───── Records to use ─────
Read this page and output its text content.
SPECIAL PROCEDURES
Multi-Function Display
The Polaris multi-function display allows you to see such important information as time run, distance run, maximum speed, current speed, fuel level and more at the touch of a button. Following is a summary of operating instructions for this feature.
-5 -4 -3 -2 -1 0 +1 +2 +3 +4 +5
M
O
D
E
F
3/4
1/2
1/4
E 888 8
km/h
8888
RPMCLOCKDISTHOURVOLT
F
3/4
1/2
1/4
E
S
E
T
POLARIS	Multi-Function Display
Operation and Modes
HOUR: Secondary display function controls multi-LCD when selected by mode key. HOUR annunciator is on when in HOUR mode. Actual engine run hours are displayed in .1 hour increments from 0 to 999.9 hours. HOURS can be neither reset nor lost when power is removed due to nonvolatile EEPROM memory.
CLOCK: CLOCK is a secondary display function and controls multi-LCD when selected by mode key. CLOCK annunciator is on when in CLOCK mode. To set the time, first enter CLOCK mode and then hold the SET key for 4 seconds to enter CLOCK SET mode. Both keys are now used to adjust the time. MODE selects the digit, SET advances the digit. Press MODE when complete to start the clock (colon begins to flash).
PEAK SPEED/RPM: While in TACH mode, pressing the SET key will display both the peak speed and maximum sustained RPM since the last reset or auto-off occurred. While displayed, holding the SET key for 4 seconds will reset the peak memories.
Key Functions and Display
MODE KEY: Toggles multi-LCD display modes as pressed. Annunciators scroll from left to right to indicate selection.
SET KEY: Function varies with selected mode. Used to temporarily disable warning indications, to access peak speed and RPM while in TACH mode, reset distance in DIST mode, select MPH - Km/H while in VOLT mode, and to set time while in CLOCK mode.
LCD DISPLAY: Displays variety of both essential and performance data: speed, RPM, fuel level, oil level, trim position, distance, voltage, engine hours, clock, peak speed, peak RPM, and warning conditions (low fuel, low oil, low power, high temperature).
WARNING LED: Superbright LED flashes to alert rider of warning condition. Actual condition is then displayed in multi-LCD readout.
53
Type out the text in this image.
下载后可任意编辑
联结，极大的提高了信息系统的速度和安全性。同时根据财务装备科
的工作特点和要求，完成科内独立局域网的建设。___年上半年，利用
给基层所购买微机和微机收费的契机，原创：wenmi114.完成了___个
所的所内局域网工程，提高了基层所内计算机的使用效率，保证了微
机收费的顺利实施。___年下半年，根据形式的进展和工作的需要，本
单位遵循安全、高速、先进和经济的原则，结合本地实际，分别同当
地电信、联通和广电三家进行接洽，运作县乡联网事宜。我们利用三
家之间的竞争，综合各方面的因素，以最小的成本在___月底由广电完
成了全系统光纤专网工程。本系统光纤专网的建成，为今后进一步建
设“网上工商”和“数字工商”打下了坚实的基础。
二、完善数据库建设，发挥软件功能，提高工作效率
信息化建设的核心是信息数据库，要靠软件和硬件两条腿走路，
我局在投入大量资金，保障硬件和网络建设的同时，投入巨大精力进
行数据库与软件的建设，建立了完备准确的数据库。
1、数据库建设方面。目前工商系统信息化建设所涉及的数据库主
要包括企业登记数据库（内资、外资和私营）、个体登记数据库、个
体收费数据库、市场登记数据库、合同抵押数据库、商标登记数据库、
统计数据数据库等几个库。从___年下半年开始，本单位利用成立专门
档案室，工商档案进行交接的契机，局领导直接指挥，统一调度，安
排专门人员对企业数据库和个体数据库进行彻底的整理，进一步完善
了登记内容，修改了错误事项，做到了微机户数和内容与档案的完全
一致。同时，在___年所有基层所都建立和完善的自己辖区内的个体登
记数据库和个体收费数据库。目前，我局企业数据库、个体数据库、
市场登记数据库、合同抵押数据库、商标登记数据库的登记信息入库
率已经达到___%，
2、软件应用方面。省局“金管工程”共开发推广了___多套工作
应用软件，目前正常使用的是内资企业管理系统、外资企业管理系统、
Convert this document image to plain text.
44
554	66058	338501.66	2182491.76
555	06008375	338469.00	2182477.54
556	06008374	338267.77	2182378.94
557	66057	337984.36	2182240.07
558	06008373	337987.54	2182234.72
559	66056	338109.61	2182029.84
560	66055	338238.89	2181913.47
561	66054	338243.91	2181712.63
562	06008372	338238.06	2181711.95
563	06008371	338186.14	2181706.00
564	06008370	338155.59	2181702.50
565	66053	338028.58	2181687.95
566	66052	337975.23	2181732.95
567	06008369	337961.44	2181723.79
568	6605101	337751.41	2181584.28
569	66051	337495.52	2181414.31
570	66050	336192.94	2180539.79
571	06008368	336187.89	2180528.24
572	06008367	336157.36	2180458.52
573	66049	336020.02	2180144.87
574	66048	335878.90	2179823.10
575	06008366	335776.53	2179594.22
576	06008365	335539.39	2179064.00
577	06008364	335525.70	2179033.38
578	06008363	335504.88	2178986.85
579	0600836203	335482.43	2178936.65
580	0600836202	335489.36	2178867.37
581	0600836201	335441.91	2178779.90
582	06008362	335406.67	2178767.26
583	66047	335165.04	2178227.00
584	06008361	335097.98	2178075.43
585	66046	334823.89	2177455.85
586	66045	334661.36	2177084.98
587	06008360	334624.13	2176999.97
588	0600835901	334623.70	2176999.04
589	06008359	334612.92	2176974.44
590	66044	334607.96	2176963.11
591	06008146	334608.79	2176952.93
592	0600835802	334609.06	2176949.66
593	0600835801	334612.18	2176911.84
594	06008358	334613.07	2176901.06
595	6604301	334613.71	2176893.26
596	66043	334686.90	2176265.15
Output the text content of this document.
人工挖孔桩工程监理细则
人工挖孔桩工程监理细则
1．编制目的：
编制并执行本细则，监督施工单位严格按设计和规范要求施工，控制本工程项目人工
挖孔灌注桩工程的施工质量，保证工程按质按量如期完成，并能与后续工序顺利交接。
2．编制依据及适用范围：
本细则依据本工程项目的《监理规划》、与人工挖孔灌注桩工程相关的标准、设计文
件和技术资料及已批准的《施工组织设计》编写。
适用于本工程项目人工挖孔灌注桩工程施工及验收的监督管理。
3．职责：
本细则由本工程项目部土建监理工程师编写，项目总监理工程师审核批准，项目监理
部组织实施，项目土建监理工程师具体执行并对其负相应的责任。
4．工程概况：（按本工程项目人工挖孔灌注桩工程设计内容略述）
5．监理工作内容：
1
─────
• **Required task**
Search the lines for the string "text" and copy every line that has it.

• **Answer to the task**
Read this page and output its text content.
Type out the text in this image.
Convert this document image to plain text.
Output the text content of this document.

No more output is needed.